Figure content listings
########
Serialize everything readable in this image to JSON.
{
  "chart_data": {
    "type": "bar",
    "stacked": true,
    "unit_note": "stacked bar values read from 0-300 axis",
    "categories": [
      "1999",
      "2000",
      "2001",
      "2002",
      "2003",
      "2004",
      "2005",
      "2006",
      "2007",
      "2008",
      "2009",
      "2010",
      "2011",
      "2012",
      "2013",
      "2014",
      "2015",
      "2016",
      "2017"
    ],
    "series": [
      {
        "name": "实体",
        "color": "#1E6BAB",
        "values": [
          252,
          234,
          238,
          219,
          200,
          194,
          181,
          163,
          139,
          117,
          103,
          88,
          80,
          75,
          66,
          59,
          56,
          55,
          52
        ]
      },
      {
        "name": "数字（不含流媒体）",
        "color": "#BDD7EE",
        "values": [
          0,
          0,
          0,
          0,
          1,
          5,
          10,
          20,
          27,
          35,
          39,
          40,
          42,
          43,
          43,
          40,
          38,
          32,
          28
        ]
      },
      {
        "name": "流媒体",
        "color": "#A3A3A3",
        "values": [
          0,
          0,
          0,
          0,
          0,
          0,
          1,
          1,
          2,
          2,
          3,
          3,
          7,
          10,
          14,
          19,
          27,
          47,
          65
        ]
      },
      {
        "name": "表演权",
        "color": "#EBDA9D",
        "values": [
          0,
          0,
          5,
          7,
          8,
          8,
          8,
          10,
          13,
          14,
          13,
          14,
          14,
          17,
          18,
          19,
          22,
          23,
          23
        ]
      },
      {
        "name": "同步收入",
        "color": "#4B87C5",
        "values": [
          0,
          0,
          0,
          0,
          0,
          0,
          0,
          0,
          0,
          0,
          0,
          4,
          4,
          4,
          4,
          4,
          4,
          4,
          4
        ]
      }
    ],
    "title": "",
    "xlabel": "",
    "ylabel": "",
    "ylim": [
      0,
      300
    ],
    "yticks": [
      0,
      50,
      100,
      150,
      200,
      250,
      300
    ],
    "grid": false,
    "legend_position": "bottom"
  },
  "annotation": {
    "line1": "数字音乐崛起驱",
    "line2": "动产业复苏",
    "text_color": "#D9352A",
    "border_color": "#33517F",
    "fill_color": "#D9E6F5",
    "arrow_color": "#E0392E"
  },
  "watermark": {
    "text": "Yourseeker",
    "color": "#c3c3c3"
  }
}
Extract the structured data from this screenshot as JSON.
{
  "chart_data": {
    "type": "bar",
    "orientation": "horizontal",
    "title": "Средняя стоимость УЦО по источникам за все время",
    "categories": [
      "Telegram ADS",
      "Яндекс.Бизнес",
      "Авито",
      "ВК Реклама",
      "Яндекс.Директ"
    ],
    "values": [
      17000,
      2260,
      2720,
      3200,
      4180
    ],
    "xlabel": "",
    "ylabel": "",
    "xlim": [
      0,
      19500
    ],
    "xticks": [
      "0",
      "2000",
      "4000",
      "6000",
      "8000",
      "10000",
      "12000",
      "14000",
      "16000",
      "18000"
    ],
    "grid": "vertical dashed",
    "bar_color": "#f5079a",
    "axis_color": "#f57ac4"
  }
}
########
WHAT TO DO
Set down all of the data above, word for word.

ANSWER TO THE EXERCISE
Serialize everything readable in this image to JSON.
{
  "chart_data": {
    "type": "bar",
    "stacked": true,
    "unit_note": "stacked bar values read from 0-300 axis",
    "categories": [
      "1999",
      "2000",
      "2001",
      "2002",
      "2003",
      "2004",
      "2005",
      "2006",
      "2007",
      "2008",
      "2009",
      "2010",
      "2011",
      "2012",
      "2013",
      "2014",
      "2015",
      "2016",
      "2017"
    ],
    "series": [
      {
        "name": "实体",
        "color": "#1E6BAB",
        "values": [
          252,
          234,
          238,
          219,
          200,
          194,
          181,
          163,
          139,
          117,
          103,
          88,
          80,
          75,
          66,
          59,
          56,
          55,
          52
        ]
      },
      {
        "name": "数字（不含流媒体）",
        "color": "#BDD7EE",
        "values": [
          0,
          0,
          0,
          0,
          1,
          5,
          10,
          20,
          27,
          35,
          39,
          40,
          42,
          43,
          43,
          40,
          38,
          32,
          28
        ]
      },
      {
        "name": "流媒体",
        "color": "#A3A3A3",
        "values": [
          0,
          0,
          0,
          0,
          0,
          0,
          1,
          1,
          2,
          2,
          3,
          3,
          7,
          10,
          14,
          19,
          27,
          47,
          65
        ]
      },
      {
        "name": "表演权",
        "color": "#EBDA9D",
        "values": [
          0,
          0,
          5,
          7,
          8,
          8,
          8,
          10,
          13,
          14,
          13,
          14,
          14,
          17,
          18,
          19,
          22,
          23,
          23
        ]
      },
      {
        "name": "同步收入",
        "color": "#4B87C5",
        "values": [
          0,
          0,
          0,
          0,
          0,
          0,
          0,
          0,
          0,
          0,
          0,
          4,
          4,
          4,
          4,
          4,
          4,
          4,
          4
        ]
      }
    ],
    "title": "",
    "xlabel": "",
    "ylabel": "",
    "ylim": [
      0,
      300
    ],
    "yticks": [
      0,
      50,
      100,
      150,
      200,
      250,
      300
    ],
    "grid": false,
    "legend_position": "bottom"
  },
  "annotation": {
    "line1": "数字音乐崛起驱",
    "line2": "动产业复苏",
    "text_color": "#D9352A",
    "border_color": "#33517F",
    "fill_color": "#D9E6F5",
    "arrow_color": "#E0392E"
  },
  "watermark": {
    "text": "Yourseeker",
    "color": "#c3c3c3"
  }
}
Extract the structured data from this screenshot as JSON.
{
  "chart_data": {
    "type": "bar",
    "orientation": "horizontal",
    "title": "Средняя стоимость УЦО по источникам за все время",
    "categories": [
      "Telegram ADS",
      "Яндекс.Бизнес",
      "Авито",
      "ВК Реклама",
      "Яндекс.Директ"
    ],
    "values": [
      17000,
      2260,
      2720,
      3200,
      4180
    ],
    "xlabel": "",
    "ylabel": "",
    "xlim": [
      0,
      19500
    ],
    "xticks": [
      "0",
      "2000",
      "4000",
      "6000",
      "8000",
      "10000",
      "12000",
      "14000",
      "16000",
      "18000"
    ],
    "grid": "vertical dashed",
    "bar_color": "#f5079a",
    "axis_color": "#f57ac4"
  }
}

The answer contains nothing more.